EXERCISE TASK – Your task is to transcribe the data in full.

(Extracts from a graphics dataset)
** start **

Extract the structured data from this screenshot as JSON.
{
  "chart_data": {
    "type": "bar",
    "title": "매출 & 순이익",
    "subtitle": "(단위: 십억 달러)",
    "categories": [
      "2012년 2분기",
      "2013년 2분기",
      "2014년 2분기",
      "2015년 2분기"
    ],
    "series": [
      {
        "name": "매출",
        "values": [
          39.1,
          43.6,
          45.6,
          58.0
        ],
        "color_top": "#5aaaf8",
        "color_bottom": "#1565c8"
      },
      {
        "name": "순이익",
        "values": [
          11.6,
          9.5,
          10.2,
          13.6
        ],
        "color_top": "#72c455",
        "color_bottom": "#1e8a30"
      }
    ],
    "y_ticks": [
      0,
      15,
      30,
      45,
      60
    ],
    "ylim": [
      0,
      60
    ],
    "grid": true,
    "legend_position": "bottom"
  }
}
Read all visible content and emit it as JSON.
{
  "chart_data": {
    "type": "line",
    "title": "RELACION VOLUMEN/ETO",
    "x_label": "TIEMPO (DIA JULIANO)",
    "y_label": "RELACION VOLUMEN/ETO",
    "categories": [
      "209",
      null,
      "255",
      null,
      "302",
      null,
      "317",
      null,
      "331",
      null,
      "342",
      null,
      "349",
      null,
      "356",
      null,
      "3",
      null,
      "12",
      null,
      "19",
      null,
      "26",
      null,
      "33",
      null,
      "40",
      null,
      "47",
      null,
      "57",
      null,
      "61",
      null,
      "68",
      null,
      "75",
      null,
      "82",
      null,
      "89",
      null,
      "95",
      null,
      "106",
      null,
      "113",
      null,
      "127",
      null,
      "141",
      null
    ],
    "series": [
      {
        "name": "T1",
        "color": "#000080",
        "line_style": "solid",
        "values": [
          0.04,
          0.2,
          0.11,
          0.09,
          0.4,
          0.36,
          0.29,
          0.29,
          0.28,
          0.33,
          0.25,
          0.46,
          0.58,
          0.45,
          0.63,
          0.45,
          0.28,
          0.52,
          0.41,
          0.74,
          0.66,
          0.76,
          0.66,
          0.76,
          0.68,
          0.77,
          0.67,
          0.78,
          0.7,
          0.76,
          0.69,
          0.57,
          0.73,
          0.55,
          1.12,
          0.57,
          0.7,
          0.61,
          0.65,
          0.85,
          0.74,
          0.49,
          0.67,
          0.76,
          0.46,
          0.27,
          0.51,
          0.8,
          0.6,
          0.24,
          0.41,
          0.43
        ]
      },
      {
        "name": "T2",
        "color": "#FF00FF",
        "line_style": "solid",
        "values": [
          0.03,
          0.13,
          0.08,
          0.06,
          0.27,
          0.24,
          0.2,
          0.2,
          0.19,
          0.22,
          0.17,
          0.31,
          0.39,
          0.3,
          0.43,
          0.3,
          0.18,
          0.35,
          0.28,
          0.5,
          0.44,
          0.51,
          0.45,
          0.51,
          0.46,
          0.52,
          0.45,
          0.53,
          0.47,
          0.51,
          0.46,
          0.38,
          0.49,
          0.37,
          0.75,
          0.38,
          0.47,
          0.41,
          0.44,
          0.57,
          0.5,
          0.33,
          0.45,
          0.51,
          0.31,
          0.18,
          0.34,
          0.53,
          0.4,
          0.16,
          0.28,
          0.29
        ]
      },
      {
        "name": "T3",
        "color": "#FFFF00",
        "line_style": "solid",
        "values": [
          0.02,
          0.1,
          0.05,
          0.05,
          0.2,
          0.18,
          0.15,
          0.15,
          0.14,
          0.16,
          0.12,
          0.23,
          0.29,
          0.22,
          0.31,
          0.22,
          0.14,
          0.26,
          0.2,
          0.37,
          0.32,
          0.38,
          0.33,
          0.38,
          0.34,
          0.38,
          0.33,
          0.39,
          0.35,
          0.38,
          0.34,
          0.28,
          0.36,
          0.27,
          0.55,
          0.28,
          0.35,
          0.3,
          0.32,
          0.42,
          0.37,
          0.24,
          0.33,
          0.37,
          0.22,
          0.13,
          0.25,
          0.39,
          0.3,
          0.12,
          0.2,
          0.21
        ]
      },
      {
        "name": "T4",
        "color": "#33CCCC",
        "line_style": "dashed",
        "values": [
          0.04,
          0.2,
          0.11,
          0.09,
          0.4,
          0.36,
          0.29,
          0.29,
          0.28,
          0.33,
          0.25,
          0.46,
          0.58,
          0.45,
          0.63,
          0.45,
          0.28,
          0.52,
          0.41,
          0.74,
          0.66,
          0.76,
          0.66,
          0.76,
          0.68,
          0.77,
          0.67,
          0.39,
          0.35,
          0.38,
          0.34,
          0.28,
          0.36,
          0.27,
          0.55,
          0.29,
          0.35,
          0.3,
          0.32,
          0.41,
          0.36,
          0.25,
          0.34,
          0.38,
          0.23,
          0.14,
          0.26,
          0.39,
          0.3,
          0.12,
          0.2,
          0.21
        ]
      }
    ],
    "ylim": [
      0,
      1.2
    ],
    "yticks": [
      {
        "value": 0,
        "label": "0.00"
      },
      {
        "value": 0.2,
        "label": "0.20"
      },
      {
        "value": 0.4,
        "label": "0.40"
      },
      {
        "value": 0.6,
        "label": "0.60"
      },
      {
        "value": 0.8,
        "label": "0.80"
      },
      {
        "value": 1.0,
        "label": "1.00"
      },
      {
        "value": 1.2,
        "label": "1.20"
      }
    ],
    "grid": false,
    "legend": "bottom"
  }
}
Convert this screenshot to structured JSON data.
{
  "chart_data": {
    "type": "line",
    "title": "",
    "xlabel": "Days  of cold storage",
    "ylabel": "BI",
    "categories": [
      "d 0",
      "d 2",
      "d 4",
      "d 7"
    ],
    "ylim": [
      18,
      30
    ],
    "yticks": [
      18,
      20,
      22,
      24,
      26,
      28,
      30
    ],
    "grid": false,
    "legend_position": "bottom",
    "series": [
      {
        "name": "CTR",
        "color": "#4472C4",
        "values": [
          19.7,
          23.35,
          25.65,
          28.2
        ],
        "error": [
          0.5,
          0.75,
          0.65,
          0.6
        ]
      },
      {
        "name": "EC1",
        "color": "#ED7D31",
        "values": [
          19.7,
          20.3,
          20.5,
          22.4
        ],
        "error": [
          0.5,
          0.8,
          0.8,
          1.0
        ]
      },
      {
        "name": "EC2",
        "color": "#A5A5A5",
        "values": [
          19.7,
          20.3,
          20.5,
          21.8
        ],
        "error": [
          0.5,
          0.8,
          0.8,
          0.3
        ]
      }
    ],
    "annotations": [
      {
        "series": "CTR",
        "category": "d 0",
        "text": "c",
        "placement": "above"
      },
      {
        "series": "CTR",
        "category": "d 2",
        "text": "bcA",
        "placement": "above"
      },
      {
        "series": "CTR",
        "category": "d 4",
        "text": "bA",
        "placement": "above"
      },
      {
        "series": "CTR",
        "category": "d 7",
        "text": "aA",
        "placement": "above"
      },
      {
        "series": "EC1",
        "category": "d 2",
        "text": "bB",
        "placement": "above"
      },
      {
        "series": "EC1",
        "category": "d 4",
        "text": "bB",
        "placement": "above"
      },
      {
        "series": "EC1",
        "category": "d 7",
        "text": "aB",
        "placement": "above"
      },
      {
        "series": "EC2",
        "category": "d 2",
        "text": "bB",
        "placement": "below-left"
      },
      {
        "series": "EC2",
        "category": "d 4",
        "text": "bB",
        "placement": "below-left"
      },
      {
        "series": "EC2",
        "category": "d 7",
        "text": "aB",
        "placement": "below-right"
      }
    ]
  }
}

** end **

PROBLEM SOLUTION –
Extract the structured data from this screenshot as JSON.
{
  "chart_data": {
    "type": "bar",
    "title": "매출 & 순이익",
    "subtitle": "(단위: 십억 달러)",
    "categories": [
      "2012년 2분기",
      "2013년 2분기",
      "2014년 2분기",
      "2015년 2분기"
    ],
    "series": [
      {
        "name": "매출",
        "values": [
          39.1,
          43.6,
          45.6,
          58.0
        ],
        "color_top": "#5aaaf8",
        "color_bottom": "#1565c8"
      },
      {
        "name": "순이익",
        "values": [
          11.6,
          9.5,
          10.2,
          13.6
        ],
        "color_top": "#72c455",
        "color_bottom": "#1e8a30"
      }
    ],
    "y_ticks": [
      0,
      15,
      30,
      45,
      60
    ],
    "ylim": [
      0,
      60
    ],
    "grid": true,
    "legend_position": "bottom"
  }
}
Read all visible content and emit it as JSON.
{
  "chart_data": {
    "type": "line",
    "title": "RELACION VOLUMEN/ETO",
    "x_label": "TIEMPO (DIA JULIANO)",
    "y_label": "RELACION VOLUMEN/ETO",
    "categories": [
      "209",
      null,
      "255",
      null,
      "302",
      null,
      "317",
      null,
      "331",
      null,
      "342",
      null,
      "349",
      null,
      "356",
      null,
      "3",
      null,
      "12",
      null,
      "19",
      null,
      "26",
      null,
      "33",
      null,
      "40",
      null,
      "47",
      null,
      "57",
      null,
      "61",
      null,
      "68",
      null,
      "75",
      null,
      "82",
      null,
      "89",
      null,
      "95",
      null,
      "106",
      null,
      "113",
      null,
      "127",
      null,
      "141",
      null
    ],
    "series": [
      {
        "name": "T1",
        "color": "#000080",
        "line_style": "solid",
        "values": [
          0.04,
          0.2,
          0.11,
          0.09,
          0.4,
          0.36,
          0.29,
          0.29,
          0.28,
          0.33,
          0.25,
          0.46,
          0.58,
          0.45,
          0.63,
          0.45,
          0.28,
          0.52,
          0.41,
          0.74,
          0.66,
          0.76,
          0.66,
          0.76,
          0.68,
          0.77,
          0.67,
          0.78,
          0.7,
          0.76,
          0.69,
          0.57,
          0.73,
          0.55,
          1.12,
          0.57,
          0.7,
          0.61,
          0.65,
          0.85,
          0.74,
          0.49,
          0.67,
          0.76,
          0.46,
          0.27,
          0.51,
          0.8,
          0.6,
          0.24,
          0.41,
          0.43
        ]
      },
      {
        "name": "T2",
        "color": "#FF00FF",
        "line_style": "solid",
        "values": [
          0.03,
          0.13,
          0.08,
          0.06,
          0.27,
          0.24,
          0.2,
          0.2,
          0.19,
          0.22,
          0.17,
          0.31,
          0.39,
          0.3,
          0.43,
          0.3,
          0.18,
          0.35,
          0.28,
          0.5,
          0.44,
          0.51,
          0.45,
          0.51,
          0.46,
          0.52,
          0.45,
          0.53,
          0.47,
          0.51,
          0.46,
          0.38,
          0.49,
          0.37,
          0.75,
          0.38,
          0.47,
          0.41,
          0.44,
          0.57,
          0.5,
          0.33,
          0.45,
          0.51,
          0.31,
          0.18,
          0.34,
          0.53,
          0.4,
          0.16,
          0.28,
          0.29
        ]
      },
      {
        "name": "T3",
        "color": "#FFFF00",
        "line_style": "solid",
        "values": [
          0.02,
          0.1,
          0.05,
          0.05,
          0.2,
          0.18,
          0.15,
          0.15,
          0.14,
          0.16,
          0.12,
          0.23,
          0.29,
          0.22,
          0.31,
          0.22,
          0.14,
          0.26,
          0.2,
          0.37,
          0.32,
          0.38,
          0.33,
          0.38,
          0.34,
          0.38,
          0.33,
          0.39,
          0.35,
          0.38,
          0.34,
          0.28,
          0.36,
          0.27,
          0.55,
          0.28,
          0.35,
          0.3,
          0.32,
          0.42,
          0.37,
          0.24,
          0.33,
          0.37,
          0.22,
          0.13,
          0.25,
          0.39,
          0.3,
          0.12,
          0.2,
          0.21
        ]
      },
      {
        "name": "T4",
        "color": "#33CCCC",
        "line_style": "dashed",
        "values": [
          0.04,
          0.2,
          0.11,
          0.09,
          0.4,
          0.36,
          0.29,
          0.29,
          0.28,
          0.33,
          0.25,
          0.46,
          0.58,
          0.45,
          0.63,
          0.45,
          0.28,
          0.52,
          0.41,
          0.74,
          0.66,
          0.76,
          0.66,
          0.76,
          0.68,
          0.77,
          0.67,
          0.39,
          0.35,
          0.38,
          0.34,
          0.28,
          0.36,
          0.27,
          0.55,
          0.29,
          0.35,
          0.3,
          0.32,
          0.41,
          0.36,
          0.25,
          0.34,
          0.38,
          0.23,
          0.14,
          0.26,
          0.39,
          0.3,
          0.12,
          0.2,
          0.21
        ]
      }
    ],
    "ylim": [
      0,
      1.2
    ],
    "yticks": [
      {
        "value": 0,
        "label": "0.00"
      },
      {
        "value": 0.2,
        "label": "0.20"
      },
      {
        "value": 0.4,
        "label": "0.40"
      },
      {
        "value": 0.6,
        "label": "0.60"
      },
      {
        "value": 0.8,
        "label": "0.80"
      },
      {
        "value": 1.0,
        "label": "1.00"
      },
      {
        "value": 1.2,
        "label": "1.20"
      }
    ],
    "grid": false,
    "legend": "bottom"
  }
}
Convert this screenshot to structured JSON data.
{
  "chart_data": {
    "type": "line",
    "title": "",
    "xlabel": "Days  of cold storage",
    "ylabel": "BI",
    "categories": [
      "d 0",
      "d 2",
      "d 4",
      "d 7"
    ],
    "ylim": [
      18,
      30
    ],
    "yticks": [
      18,
      20,
      22,
      24,
      26,
      28,
      30
    ],
    "grid": false,
    "legend_position": "bottom",
    "series": [
      {
        "name": "CTR",
        "color": "#4472C4",
        "values": [
          19.7,
          23.35,
          25.65,
          28.2
        ],
        "error": [
          0.5,
          0.75,
          0.65,
          0.6
        ]
      },
      {
        "name": "EC1",
        "color": "#ED7D31",
        "values": [
          19.7,
          20.3,
          20.5,
          22.4
        ],
        "error": [
          0.5,
          0.8,
          0.8,
          1.0
        ]
      },
      {
        "name": "EC2",
        "color": "#A5A5A5",
        "values": [
          19.7,
          20.3,
          20.5,
          21.8
        ],
        "error": [
          0.5,
          0.8,
          0.8,
          0.3
        ]
      }
    ],
    "annotations": [
      {
        "series": "CTR",
        "category": "d 0",
        "text": "c",
        "placement": "above"
      },
      {
        "series": "CTR",
        "category": "d 2",
        "text": "bcA",
        "placement": "above"
      },
      {
        "series": "CTR",
        "category": "d 4",
        "text": "bA",
        "placement": "above"
      },
      {
        "series": "CTR",
        "category": "d 7",
        "text": "aA",
        "placement": "above"
      },
      {
        "series": "EC1",
        "category": "d 2",
        "text": "bB",
        "placement": "above"
      },
      {
        "series": "EC1",
        "category": "d 4",
        "text": "bB",
        "placement": "above"
      },
      {
        "series": "EC1",
        "category": "d 7",
        "text": "aB",
        "placement": "above"
      },
      {
        "series": "EC2",
        "category": "d 2",
        "text": "bB",
        "placement": "below-left"
      },
      {
        "series": "EC2",
        "category": "d 4",
        "text": "bB",
        "placement": "below-left"
      },
      {
        "series": "EC2",
        "category": "d 7",
        "text": "aB",
        "placement": "below-right"
      }
    ]
  }
}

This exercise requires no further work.